▶ **Instructions to follow**
Set down each entry exactly as given; pictures should not appear in the copy.

▶ **Records to process**

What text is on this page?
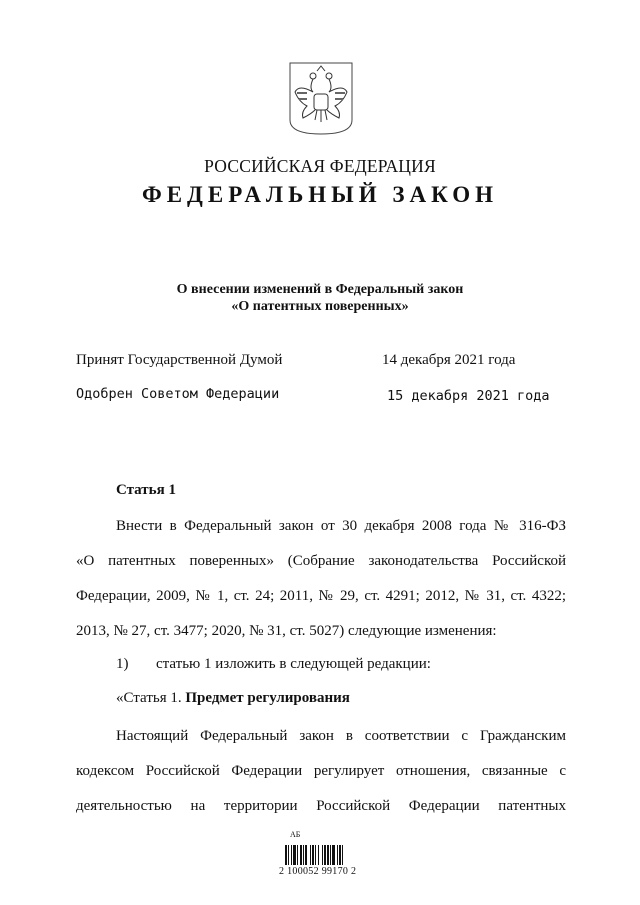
РОССИЙСКАЯ ФЕДЕРАЦИЯ
ФЕДЕРАЛЬНЫЙ ЗАКОН
О внесении изменений в Федеральный закон
«О патентных поверенных»
Принят Государственной Думой	14 декабря 2021 года
Одобрен Советом Федерации	15 декабря 2021 года
Статья 1
Внести в Федеральный закон от 30 декабря 2008 года № 316-ФЗ
«О патентных поверенных» (Собрание законодательства Российской
Федерации, 2009, № 1, ст. 24; 2011, № 29, ст. 4291; 2012, № 31, ст. 4322;
2013, № 27, ст. 3477; 2020, № 31, ст. 5027) следующие изменения:
1) статью 1 изложить в следующей редакции:
«Статья 1. Предмет регулирования
Настоящий Федеральный закон в соответствии с Гражданским
кодексом Российской Федерации регулирует отношения, связанные с
деятельностью на территории Российской Федерации патентных
АБ
2 100052 99170 2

▶ **Complete answer**
What text is on this page?
РОССИЙСКАЯ ФЕДЕРАЦИЯ
ФЕДЕРАЛЬНЫЙ ЗАКОН
О внесении изменений в Федеральный закон
«О патентных поверенных»
Принят Государственной Думой	14 декабря 2021 года
Одобрен Советом Федерации	15 декабря 2021 года
Статья 1
Внести в Федеральный закон от 30 декабря 2008 года № 316-ФЗ
«О патентных поверенных» (Собрание законодательства Российской
Федерации, 2009, № 1, ст. 24; 2011, № 29, ст. 4291; 2012, № 31, ст. 4322;
2013, № 27, ст. 3477; 2020, № 31, ст. 5027) следующие изменения:
1) статью 1 изложить в следующей редакции:
«Статья 1. Предмет регулирования
Настоящий Федеральный закон в соответствии с Гражданским
кодексом Российской Федерации регулирует отношения, связанные с
деятельностью на территории Российской Федерации патентных
АБ
2 100052 99170 2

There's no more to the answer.